= Directive =
Where a line of the material contains the string "nCollege", copy that line.

= Supplied information =

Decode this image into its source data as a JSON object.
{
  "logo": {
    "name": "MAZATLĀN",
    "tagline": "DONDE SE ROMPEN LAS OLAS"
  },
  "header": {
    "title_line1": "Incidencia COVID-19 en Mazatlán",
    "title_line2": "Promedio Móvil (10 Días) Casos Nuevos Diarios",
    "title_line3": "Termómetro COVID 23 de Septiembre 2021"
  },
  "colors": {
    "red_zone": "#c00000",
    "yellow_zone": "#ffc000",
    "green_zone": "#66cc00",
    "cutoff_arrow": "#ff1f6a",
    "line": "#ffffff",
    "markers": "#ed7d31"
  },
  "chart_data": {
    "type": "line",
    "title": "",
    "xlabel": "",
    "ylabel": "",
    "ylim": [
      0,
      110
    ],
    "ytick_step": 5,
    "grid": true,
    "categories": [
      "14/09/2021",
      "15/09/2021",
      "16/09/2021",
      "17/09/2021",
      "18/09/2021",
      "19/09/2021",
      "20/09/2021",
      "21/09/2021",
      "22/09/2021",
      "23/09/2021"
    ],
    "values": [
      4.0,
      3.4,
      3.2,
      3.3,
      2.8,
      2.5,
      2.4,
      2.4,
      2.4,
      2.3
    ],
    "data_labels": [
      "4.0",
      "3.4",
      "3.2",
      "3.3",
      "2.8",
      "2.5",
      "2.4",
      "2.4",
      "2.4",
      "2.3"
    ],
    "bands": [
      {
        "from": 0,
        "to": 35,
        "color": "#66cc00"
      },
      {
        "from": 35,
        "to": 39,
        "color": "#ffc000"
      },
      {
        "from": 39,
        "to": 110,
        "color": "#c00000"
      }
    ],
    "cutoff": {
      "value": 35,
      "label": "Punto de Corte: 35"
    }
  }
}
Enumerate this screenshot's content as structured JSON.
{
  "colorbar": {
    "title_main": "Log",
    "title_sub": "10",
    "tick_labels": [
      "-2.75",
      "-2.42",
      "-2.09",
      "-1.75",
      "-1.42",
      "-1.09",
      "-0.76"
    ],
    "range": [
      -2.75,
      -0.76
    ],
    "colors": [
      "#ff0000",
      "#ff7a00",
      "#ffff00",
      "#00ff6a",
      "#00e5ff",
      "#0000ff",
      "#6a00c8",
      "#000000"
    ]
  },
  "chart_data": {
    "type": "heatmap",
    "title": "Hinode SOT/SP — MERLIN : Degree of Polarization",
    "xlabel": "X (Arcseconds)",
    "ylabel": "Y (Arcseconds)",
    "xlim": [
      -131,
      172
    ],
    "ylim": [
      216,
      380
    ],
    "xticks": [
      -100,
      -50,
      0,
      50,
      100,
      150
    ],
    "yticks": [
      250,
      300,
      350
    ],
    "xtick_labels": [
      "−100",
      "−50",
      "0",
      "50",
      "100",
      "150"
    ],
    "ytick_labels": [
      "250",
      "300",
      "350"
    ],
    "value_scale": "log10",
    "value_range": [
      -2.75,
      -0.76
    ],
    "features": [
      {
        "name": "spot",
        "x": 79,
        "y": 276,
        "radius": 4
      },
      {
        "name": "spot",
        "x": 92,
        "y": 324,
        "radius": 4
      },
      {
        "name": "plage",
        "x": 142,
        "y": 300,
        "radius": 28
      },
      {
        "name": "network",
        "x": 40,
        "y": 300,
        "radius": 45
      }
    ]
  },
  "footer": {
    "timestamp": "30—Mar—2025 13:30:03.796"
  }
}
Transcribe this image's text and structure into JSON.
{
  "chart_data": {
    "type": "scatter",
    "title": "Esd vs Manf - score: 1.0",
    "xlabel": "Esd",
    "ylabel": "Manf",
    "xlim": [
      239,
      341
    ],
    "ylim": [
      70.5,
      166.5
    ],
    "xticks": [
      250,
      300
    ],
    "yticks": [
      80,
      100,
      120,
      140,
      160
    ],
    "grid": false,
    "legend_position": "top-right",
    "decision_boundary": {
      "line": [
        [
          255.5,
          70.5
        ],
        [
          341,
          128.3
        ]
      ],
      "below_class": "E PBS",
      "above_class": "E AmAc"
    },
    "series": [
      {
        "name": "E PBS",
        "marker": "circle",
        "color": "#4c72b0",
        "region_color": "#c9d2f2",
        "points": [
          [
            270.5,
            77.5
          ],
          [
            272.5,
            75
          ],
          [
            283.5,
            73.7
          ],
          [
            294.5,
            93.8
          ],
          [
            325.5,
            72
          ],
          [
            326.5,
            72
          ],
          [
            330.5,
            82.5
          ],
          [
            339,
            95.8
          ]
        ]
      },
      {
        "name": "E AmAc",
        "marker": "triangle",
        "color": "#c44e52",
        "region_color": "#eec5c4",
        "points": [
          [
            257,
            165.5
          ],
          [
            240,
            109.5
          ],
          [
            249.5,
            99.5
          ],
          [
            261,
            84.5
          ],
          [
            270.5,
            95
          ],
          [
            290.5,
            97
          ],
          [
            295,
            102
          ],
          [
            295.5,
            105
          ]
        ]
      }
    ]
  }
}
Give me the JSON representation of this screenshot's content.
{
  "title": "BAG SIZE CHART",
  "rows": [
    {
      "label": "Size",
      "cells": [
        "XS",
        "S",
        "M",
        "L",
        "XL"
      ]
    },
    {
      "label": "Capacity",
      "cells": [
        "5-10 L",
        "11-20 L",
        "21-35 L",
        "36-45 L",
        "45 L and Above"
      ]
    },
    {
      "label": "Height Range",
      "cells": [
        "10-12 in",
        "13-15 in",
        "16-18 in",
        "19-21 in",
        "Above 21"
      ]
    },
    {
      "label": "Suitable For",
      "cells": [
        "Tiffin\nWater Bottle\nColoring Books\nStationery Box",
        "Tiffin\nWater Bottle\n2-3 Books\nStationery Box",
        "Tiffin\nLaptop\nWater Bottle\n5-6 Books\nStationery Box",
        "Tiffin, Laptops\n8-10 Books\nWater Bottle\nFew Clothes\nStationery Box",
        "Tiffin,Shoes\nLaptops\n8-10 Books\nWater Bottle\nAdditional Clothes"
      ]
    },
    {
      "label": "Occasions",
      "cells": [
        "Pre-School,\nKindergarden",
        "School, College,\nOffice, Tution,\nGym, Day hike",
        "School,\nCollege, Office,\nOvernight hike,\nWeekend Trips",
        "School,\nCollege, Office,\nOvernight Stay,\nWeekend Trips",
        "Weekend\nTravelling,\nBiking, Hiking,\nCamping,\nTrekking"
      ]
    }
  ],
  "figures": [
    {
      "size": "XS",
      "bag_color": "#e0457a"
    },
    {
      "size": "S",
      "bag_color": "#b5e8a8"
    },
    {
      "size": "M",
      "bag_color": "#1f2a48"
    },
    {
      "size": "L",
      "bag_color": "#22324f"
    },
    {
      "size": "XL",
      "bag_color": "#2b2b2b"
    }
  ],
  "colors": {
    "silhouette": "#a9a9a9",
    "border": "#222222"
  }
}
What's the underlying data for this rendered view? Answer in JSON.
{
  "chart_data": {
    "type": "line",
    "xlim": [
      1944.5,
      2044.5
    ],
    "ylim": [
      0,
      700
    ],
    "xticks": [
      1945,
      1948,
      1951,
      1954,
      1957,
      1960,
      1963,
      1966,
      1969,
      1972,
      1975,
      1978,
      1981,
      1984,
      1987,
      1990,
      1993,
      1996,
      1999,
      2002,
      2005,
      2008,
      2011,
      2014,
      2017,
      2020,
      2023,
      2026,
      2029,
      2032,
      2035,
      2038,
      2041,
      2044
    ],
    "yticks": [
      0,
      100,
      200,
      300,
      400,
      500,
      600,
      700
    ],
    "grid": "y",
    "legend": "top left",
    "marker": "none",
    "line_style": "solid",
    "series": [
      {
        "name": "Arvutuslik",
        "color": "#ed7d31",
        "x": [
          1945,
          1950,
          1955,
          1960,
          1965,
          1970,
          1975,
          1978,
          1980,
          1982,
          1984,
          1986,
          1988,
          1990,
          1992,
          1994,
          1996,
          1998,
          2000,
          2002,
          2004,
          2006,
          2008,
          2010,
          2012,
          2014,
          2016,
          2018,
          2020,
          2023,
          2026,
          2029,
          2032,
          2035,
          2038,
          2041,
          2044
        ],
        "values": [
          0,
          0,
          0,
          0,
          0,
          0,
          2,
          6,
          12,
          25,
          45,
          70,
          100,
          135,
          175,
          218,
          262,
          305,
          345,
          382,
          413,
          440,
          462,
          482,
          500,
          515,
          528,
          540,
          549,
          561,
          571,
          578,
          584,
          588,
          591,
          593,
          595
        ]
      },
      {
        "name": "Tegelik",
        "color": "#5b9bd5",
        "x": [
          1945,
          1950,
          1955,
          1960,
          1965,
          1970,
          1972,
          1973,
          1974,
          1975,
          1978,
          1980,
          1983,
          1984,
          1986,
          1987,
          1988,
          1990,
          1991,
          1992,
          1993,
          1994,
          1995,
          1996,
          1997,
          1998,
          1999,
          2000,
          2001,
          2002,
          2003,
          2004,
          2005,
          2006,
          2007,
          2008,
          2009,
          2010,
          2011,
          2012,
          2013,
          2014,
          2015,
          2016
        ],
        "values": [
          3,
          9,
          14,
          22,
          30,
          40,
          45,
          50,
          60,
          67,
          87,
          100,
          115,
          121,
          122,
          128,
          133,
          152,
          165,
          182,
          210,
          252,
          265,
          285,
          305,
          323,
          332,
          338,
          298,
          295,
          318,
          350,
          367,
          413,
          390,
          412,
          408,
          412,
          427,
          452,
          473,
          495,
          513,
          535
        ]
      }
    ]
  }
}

= Result for this exercise =
        "School,\nCollege, Office,\nOvernight hike,\nWeekend Trips",
        "School,\nCollege, Office,\nOvernight Stay,\nWeekend Trips",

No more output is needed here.